= Problems to solve =
(1) In the Murtaja Baseer text, what did his fellow students in Paris say about Jean-Paul Sartre?
(2) Pick up the Murtaja Baseer text again after its final sentence and write what comes next.

━━ Source text

Murtaja Baseer (1932-2020): I want to live beyond death: Murtaja Baseer
Autograph of Jawaharlal Nehru
“I had read a book about the looting of the armory in Chittagong. I leant about Surja Sen’s companion Ambika Chakrabarty. I have her autograph and picture too. Communist leader Bhabani Sen wrote to me about the responsibility of an artist. I also about knew the first Bengali to travel the world by cycle, Ramnath Biswas, or the philosopher Sarvepalli Radhakrishnan. At the age that I read about these people, learnt about them or even came into contact with them, many at that age hadn’t even heard about them. “
Autograph of communist leader Bhabani Sen
“When I was in Paris, I would sit in Marmottan and be so excited about Jean-Paul Sartre. Existentialism had taken over my existence at the time. But my fellow students from other countries were not so enthusiastic. They said time had gone ahead of Sartre. The day Picasso died, I thought everything would shut down for the day. I had no money so I could do some window shopping. But everything was going on as normal. One of my friends teased me, your grandpa had died. So I know what I means to be famous.”

━━━━
━━ Supplied entries

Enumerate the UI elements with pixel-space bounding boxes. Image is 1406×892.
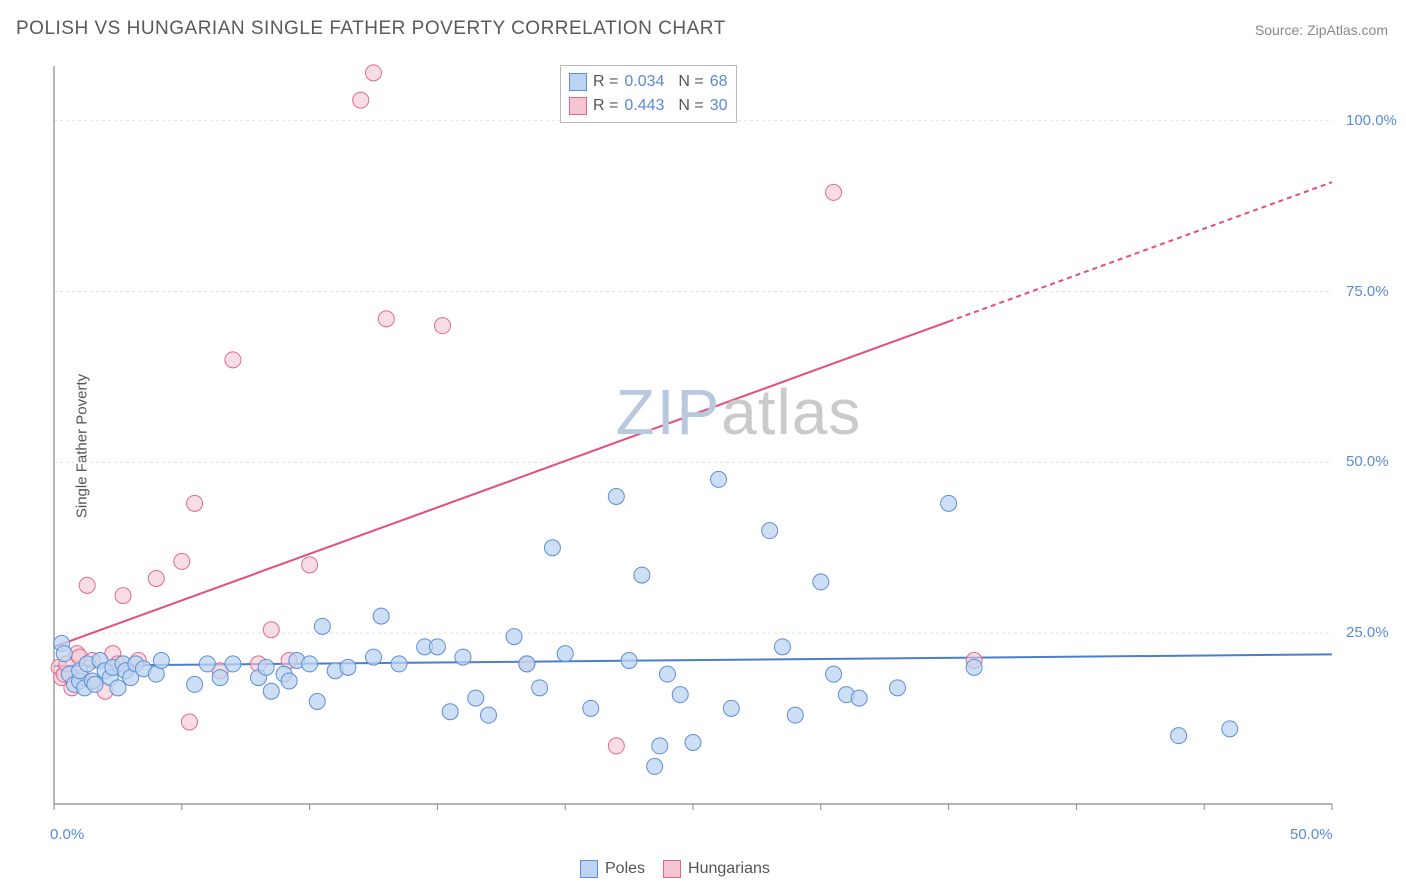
bottom-legend: Poles Hungarians — [580, 860, 770, 878]
legend-label-hungarians: Hungarians — [688, 860, 770, 878]
stats-r-label: R = — [593, 70, 618, 94]
stats-n-poles: 68 — [710, 70, 728, 94]
stats-n-hungarians: 30 — [710, 94, 728, 118]
stats-r-poles: 0.034 — [624, 70, 664, 94]
y-tick-label: 100.0% — [1346, 112, 1397, 129]
swatch-hungarians-bottom — [663, 860, 681, 878]
x-tick-label: 50.0% — [1290, 826, 1333, 843]
stats-legend-box: R = 0.034 N = 68 R = 0.443 N = 30 — [560, 65, 737, 123]
legend-label-poles: Poles — [605, 860, 645, 878]
chart-title: POLISH VS HUNGARIAN SINGLE FATHER POVERT… — [16, 18, 726, 40]
legend-item-poles: Poles — [580, 860, 645, 878]
stats-n-label: N = — [678, 70, 703, 94]
swatch-hungarians — [569, 97, 587, 115]
swatch-poles — [569, 73, 587, 91]
y-tick-label: 50.0% — [1346, 453, 1389, 470]
y-tick-label: 25.0% — [1346, 624, 1389, 641]
x-tick-label: 0.0% — [50, 826, 84, 843]
y-tick-label: 75.0% — [1346, 283, 1389, 300]
stats-row-hungarians: R = 0.443 N = 30 — [569, 94, 728, 118]
legend-item-hungarians: Hungarians — [663, 860, 770, 878]
swatch-poles-bottom — [580, 860, 598, 878]
scatter-plot — [48, 60, 1338, 810]
stats-r-label-2: R = — [593, 94, 618, 118]
stats-r-hungarians: 0.443 — [624, 94, 664, 118]
stats-row-poles: R = 0.034 N = 68 — [569, 70, 728, 94]
stats-n-label-2: N = — [678, 94, 703, 118]
source-label: Source: ZipAtlas.com — [1255, 22, 1388, 38]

━━━━

= Answers given =
(1) They said time had gone ahead of Sartre.

(2)
When I turned up at 12 in the afternoon of 3 August at Murtaja Baseer’s house in Manipuripara, I saw a stamp album on top of a pile of books. He was reading about certain rate Russian stamps. When I handed him two coins I recently got from Bhutan, he laughed happily like a child, “I have currency notes from Bhutan in my collection, no coins.” I asked, you are still so passionate about stamps and coins, you hunt for them all over. Why have you stopped collecting autographs?
He turned the pages of his autograph book, pointing to the autographs of Ustad Alauddin Khan, Kashmir leader Sheikh Abdullah and many other rare autographs. He said, “Sher-e-Bangla AK Fazlul Huq went to Bogra. I took his autograph. I said, write something and he wrote, ‘Be truthful.’ That’s when my interest in autographs waned. He told so many lies all his life and he wrote ‘be truthful’ to me?”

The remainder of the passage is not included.